Work required: Copy the entries below with every occurrence of "bounding box" replaced by "enclosing box", keeping everything else unchanged. Omit the pictures.
# Start of Extracted data
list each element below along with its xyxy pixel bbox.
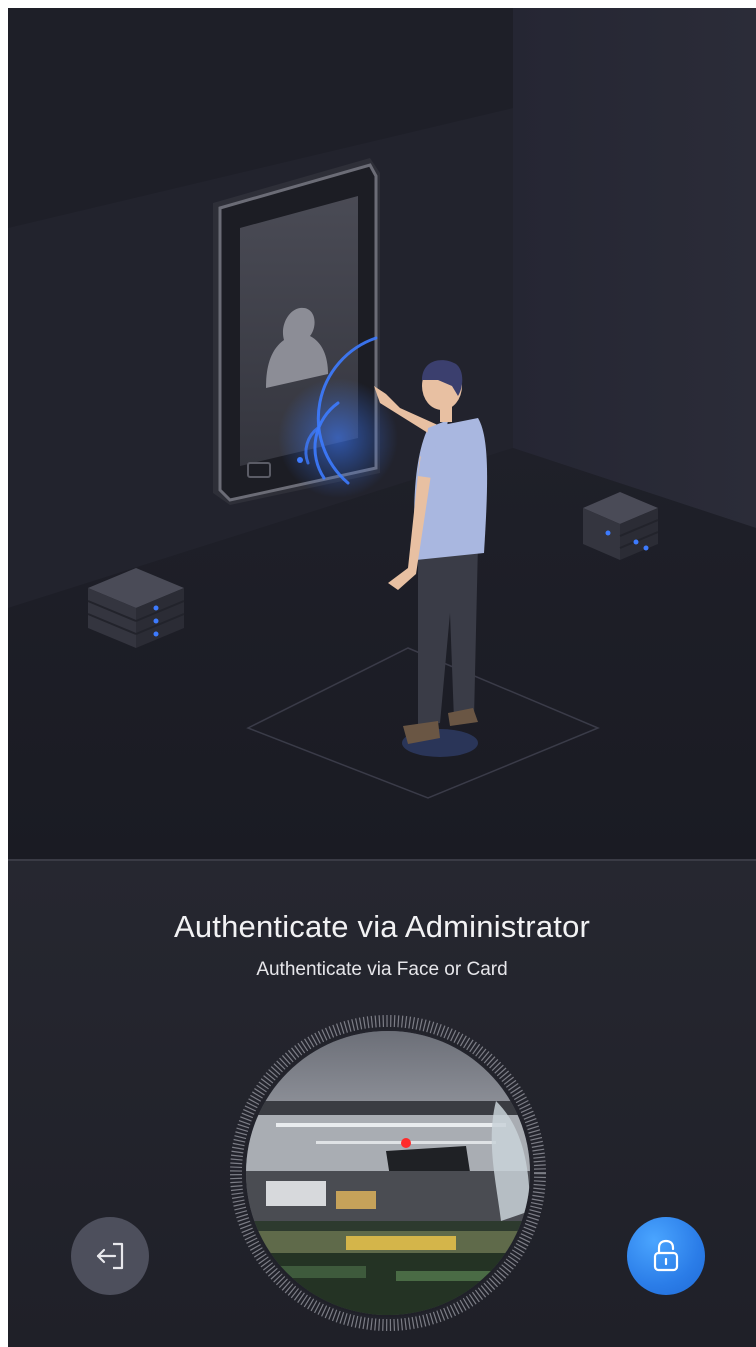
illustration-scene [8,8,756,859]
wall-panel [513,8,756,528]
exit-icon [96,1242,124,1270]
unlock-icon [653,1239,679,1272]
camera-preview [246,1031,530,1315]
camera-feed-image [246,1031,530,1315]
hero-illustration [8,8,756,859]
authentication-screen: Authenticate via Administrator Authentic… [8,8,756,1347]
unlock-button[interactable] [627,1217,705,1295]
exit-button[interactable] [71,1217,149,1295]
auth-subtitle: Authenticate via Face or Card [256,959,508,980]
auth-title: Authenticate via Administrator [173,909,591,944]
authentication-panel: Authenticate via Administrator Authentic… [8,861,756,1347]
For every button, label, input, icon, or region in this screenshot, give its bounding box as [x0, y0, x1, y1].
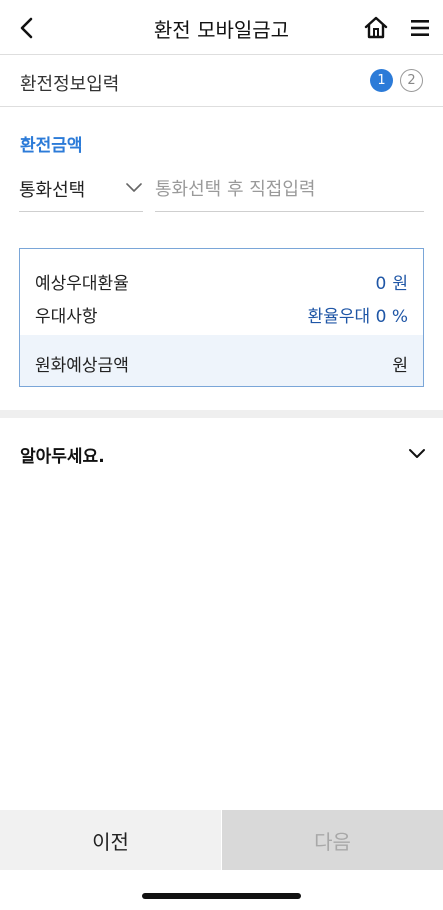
# End of Extracted data
Solution to this problem:
list each element below along with its xyxy pixel bbox.
illustration-scene [8,8,756,859]
wall-panel [513,8,756,528]
exit-icon [96,1242,124,1270]
unlock-icon [653,1239,679,1272]
camera-preview [246,1031,530,1315]
camera-feed-image [246,1031,530,1315]
hero-illustration [8,8,756,859]
authentication-screen: Authenticate via Administrator Authentic… [8,8,756,1347]
unlock-button[interactable] [627,1217,705,1295]
exit-button[interactable] [71,1217,149,1295]
auth-subtitle: Authenticate via Face or Card [256,959,508,980]
auth-title: Authenticate via Administrator [173,909,591,944]
authentication-panel: Authenticate via Administrator Authentic… [8,861,756,1347]
For every button, label, input, icon, or region in this screenshot, give its enclosing box as [x0, y0, x1, y1].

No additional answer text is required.